> **EXERCISE BRIEF**: Determine how many lines include the string "object". Output that number only.

> **RECORDS**:
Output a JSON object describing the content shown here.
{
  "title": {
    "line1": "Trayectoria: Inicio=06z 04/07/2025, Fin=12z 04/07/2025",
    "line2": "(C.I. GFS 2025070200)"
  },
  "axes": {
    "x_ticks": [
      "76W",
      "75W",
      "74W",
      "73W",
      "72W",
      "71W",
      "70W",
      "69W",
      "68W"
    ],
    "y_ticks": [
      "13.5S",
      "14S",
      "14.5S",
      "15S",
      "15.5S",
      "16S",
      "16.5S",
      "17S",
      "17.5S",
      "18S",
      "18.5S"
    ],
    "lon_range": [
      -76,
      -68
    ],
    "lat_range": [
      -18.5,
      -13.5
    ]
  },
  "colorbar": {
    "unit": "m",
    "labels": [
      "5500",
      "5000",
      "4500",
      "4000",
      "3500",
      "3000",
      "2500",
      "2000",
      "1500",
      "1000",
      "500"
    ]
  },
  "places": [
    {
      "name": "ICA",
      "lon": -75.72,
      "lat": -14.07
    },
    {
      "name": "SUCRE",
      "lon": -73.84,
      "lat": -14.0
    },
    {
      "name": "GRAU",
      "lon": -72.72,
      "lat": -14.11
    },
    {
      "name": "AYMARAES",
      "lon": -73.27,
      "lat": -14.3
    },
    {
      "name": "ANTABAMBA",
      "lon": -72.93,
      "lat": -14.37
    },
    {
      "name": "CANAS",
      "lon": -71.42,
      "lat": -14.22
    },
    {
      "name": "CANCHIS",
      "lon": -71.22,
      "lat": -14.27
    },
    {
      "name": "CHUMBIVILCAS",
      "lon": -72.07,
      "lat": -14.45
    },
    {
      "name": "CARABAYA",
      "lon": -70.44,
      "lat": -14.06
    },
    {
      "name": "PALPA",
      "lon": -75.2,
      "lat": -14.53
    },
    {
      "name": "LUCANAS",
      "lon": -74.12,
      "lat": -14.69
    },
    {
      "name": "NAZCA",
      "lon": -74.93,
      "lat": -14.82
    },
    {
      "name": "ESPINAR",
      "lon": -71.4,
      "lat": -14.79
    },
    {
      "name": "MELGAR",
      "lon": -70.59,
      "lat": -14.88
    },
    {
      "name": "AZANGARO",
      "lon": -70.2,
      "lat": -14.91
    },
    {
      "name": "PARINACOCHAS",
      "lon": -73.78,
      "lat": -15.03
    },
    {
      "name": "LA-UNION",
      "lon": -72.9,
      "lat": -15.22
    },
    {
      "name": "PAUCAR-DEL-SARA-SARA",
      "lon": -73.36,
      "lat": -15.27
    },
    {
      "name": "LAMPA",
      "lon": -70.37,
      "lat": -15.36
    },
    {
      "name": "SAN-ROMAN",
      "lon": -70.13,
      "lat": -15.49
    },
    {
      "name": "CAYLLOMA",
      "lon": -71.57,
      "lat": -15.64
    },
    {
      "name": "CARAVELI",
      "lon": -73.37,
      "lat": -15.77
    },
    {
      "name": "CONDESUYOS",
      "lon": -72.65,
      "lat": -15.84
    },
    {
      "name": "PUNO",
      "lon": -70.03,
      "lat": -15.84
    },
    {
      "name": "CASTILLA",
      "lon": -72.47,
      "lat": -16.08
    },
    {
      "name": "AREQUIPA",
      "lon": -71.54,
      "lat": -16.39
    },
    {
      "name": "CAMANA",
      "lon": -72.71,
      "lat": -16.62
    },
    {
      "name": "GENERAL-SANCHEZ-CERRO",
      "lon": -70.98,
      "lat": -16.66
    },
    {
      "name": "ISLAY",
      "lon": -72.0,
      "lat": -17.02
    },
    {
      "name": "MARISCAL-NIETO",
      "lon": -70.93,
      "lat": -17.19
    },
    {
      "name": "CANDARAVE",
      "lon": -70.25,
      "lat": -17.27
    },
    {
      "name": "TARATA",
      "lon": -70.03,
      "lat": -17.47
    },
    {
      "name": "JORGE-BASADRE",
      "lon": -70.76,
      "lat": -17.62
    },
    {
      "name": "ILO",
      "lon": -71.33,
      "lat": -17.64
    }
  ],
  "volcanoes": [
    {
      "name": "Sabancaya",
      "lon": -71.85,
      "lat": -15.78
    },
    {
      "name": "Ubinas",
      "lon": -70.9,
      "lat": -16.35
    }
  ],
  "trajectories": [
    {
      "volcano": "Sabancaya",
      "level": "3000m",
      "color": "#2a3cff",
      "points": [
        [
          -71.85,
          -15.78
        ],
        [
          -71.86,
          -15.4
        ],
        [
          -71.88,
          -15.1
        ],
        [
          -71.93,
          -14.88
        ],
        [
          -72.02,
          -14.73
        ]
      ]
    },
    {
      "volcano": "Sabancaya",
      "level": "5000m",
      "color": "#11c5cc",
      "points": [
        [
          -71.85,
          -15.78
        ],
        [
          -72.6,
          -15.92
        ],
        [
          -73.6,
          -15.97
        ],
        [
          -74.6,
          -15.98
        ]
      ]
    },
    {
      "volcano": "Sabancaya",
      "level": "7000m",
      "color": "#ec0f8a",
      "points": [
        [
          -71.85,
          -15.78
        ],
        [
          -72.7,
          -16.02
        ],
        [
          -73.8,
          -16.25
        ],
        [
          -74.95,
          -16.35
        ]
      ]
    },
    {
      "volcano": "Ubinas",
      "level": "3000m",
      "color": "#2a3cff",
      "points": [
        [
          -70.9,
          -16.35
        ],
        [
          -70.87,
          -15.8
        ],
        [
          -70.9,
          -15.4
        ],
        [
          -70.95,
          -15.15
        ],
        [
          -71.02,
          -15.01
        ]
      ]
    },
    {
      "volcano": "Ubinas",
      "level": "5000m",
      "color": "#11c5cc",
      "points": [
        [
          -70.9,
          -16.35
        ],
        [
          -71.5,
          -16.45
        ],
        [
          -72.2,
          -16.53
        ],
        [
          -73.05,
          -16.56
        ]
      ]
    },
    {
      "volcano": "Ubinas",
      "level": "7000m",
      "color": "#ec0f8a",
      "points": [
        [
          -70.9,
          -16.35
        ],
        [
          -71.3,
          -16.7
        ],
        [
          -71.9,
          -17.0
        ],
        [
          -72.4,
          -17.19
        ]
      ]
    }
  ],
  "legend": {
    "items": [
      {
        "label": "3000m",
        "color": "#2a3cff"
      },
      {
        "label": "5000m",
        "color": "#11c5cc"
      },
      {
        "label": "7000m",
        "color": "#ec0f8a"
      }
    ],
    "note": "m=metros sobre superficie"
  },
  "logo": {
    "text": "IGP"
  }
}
* * *
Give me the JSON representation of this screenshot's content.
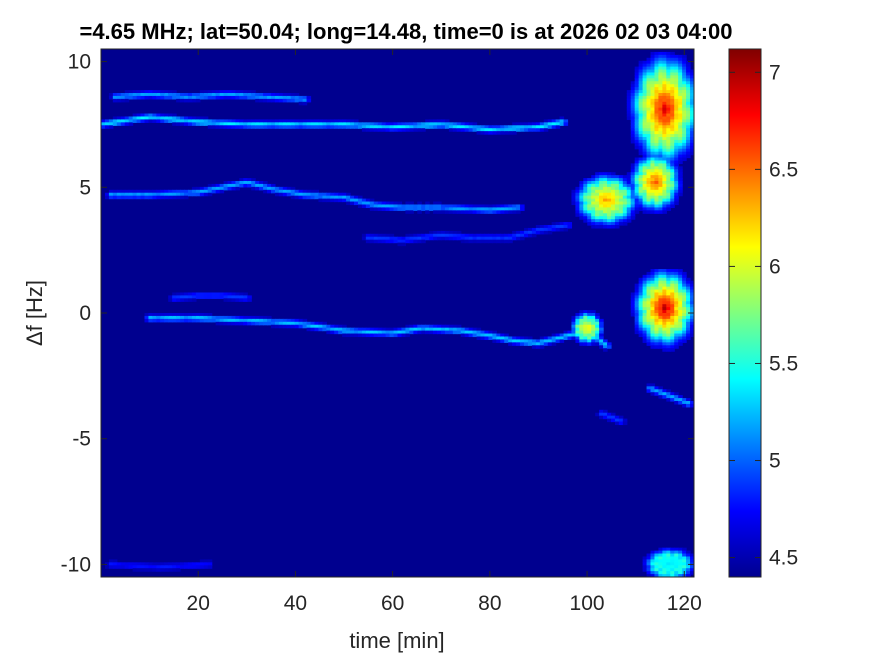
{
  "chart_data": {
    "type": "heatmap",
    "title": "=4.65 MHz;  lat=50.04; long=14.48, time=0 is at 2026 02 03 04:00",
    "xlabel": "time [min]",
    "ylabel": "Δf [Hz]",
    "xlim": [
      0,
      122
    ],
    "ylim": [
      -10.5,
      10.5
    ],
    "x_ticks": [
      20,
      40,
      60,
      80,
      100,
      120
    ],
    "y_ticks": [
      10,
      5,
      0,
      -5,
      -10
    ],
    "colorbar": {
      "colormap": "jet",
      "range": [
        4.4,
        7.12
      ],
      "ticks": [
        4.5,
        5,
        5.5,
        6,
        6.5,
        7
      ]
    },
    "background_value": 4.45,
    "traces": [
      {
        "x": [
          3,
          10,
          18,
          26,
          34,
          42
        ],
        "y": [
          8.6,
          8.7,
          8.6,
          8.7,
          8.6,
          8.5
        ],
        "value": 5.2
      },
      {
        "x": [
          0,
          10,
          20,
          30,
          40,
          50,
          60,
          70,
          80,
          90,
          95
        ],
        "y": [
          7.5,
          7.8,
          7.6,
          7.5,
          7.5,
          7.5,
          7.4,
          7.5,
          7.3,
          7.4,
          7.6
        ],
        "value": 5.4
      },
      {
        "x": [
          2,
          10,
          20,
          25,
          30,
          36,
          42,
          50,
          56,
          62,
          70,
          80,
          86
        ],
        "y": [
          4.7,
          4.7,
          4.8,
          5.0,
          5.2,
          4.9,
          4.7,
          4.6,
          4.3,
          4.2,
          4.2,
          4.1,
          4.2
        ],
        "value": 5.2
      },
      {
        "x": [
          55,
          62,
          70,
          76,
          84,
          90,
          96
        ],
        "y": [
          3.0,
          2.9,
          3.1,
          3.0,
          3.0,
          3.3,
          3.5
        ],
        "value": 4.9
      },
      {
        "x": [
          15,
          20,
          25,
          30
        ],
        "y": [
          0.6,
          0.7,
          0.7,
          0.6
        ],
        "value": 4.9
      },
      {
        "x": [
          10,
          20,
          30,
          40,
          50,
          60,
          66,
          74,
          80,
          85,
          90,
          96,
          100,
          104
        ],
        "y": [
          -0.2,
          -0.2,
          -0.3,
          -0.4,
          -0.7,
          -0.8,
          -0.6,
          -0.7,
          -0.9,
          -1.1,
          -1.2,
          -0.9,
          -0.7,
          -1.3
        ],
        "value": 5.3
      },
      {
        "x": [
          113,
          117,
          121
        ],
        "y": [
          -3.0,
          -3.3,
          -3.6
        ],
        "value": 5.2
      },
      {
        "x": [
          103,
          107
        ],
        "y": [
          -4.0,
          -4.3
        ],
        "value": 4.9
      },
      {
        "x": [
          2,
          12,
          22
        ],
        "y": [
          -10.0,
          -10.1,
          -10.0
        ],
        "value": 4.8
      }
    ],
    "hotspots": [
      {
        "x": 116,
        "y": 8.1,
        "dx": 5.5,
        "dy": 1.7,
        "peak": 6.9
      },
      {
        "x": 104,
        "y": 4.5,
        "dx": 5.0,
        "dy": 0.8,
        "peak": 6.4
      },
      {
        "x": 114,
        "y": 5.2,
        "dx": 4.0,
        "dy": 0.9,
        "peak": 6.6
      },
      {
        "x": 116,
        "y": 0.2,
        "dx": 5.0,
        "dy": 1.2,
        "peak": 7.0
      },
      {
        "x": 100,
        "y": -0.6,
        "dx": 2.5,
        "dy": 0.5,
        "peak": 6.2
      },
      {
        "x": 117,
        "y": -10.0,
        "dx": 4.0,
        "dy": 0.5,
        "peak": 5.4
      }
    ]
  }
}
---
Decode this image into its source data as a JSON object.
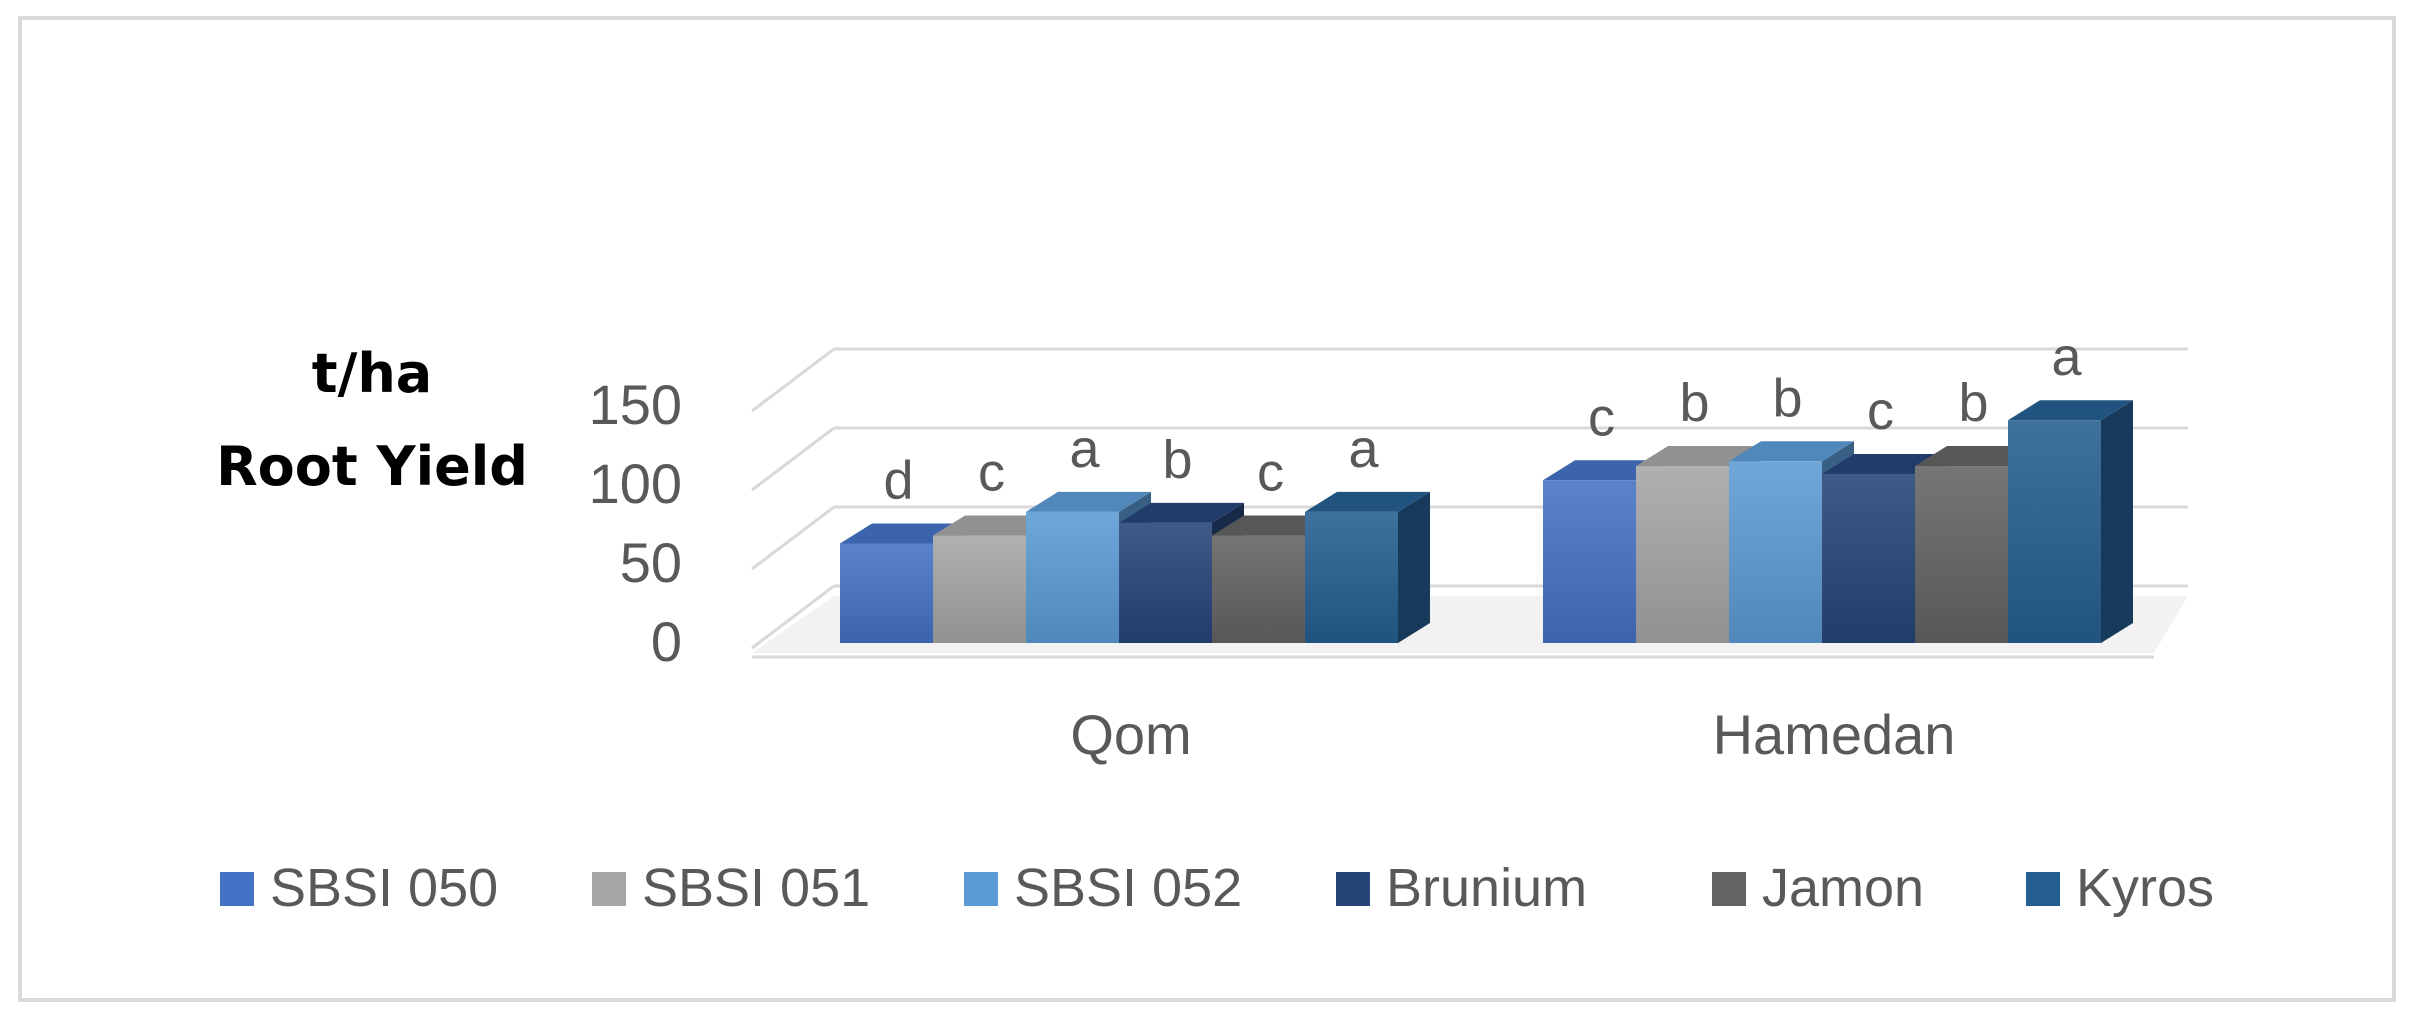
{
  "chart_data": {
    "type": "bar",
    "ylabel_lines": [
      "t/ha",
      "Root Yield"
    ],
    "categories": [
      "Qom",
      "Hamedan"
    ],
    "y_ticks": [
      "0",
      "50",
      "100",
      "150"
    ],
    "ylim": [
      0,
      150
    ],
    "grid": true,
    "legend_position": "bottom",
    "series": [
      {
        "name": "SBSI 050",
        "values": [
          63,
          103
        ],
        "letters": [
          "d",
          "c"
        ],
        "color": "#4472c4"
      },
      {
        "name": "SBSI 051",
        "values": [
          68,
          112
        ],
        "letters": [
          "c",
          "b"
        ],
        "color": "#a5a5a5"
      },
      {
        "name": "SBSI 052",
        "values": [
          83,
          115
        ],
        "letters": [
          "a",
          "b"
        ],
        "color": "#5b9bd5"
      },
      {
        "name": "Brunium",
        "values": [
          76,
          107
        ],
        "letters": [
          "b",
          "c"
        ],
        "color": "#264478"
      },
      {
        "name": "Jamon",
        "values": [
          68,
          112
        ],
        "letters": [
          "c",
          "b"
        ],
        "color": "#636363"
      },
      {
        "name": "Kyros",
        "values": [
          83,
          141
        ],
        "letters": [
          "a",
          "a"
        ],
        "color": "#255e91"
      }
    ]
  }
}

> **OUTPUT OF THE EXERCISE**: 2